▸ **Task statement**
Filter the entries below, keeping every line that has the word "text".

▸ **Task material**
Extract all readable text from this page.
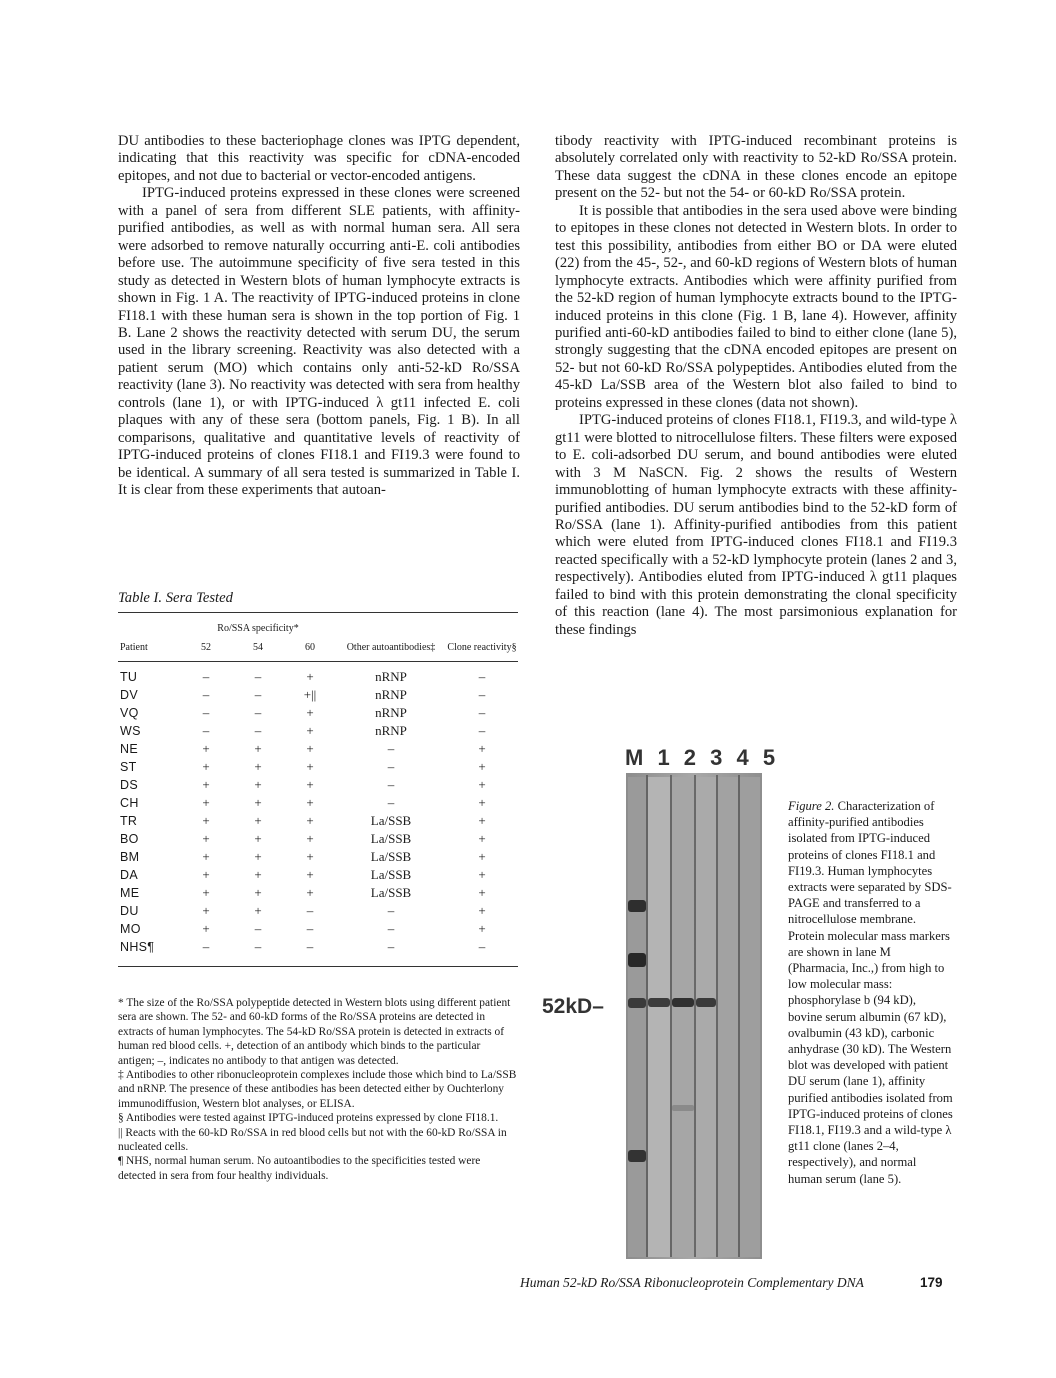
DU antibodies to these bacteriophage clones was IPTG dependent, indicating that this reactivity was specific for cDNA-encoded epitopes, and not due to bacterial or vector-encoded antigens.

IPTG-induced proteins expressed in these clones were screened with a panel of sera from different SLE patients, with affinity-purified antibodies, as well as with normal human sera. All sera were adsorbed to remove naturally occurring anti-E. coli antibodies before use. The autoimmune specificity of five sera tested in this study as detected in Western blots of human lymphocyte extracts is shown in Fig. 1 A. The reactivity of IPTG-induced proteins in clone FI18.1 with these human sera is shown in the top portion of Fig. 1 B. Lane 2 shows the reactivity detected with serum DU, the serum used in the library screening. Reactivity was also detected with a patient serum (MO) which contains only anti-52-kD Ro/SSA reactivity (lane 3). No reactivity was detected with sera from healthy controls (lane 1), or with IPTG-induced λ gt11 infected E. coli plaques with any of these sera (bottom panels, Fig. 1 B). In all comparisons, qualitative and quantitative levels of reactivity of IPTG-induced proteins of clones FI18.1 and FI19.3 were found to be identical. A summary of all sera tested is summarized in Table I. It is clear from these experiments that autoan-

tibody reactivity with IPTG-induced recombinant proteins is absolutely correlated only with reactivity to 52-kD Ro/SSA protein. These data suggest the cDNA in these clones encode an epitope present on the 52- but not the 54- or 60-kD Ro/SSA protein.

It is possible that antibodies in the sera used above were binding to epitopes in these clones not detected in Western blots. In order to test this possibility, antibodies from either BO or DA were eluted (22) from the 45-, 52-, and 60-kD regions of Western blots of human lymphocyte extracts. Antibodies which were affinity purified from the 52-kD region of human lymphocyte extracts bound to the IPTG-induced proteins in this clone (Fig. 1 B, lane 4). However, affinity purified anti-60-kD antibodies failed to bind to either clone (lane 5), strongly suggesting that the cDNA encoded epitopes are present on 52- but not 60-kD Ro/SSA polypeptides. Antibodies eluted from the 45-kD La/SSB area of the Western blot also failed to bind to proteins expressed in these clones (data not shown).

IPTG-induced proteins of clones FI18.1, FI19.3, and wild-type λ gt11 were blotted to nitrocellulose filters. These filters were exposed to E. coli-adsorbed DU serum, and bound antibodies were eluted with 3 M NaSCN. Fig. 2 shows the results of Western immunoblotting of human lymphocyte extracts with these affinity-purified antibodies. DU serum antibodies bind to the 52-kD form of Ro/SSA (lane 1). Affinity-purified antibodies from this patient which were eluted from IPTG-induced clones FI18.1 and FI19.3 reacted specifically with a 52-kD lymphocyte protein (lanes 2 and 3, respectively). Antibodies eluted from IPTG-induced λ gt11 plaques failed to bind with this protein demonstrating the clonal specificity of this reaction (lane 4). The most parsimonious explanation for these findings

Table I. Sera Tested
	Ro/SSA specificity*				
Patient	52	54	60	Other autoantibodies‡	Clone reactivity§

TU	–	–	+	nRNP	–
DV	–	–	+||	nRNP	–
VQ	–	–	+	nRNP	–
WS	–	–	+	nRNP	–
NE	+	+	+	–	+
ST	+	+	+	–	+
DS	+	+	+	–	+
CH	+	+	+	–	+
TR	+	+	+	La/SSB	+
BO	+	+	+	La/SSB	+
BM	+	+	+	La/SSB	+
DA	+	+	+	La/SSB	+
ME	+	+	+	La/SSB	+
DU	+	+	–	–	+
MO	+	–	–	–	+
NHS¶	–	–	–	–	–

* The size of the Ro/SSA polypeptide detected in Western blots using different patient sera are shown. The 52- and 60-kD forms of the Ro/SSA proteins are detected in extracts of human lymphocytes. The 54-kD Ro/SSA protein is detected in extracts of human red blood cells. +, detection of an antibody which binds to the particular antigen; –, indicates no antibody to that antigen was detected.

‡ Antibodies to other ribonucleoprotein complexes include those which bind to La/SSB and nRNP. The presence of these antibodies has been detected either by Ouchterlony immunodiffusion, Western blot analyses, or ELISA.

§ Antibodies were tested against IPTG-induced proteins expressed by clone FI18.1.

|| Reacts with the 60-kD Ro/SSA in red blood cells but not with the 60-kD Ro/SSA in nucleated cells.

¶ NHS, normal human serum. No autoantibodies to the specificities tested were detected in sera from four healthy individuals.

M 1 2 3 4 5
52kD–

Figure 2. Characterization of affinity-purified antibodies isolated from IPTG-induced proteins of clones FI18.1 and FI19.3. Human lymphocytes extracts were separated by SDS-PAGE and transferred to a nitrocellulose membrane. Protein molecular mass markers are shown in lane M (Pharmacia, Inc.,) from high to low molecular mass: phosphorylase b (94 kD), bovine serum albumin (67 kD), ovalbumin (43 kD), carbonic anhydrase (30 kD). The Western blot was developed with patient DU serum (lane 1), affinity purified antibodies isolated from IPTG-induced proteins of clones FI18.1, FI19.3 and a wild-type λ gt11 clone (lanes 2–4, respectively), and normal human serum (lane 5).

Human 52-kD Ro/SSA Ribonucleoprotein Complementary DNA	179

==

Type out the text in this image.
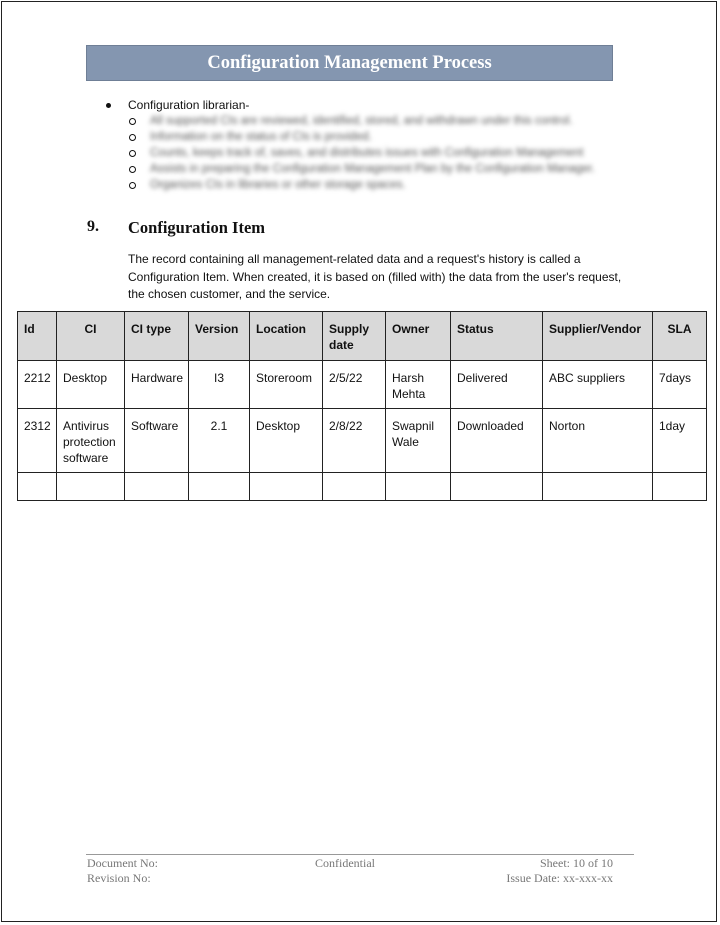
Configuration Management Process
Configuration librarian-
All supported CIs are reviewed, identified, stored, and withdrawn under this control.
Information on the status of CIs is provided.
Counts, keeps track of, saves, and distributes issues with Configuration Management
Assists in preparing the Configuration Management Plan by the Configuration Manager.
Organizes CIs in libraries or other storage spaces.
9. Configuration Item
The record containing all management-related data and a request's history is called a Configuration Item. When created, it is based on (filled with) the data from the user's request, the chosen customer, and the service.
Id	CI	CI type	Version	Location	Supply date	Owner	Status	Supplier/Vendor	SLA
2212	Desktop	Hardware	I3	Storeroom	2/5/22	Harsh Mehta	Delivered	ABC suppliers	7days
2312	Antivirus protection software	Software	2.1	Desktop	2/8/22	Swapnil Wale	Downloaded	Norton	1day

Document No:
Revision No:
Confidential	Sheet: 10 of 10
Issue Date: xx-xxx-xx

▸ **Result of the task**
Extract all readable text from this page.
Type out the text in this image.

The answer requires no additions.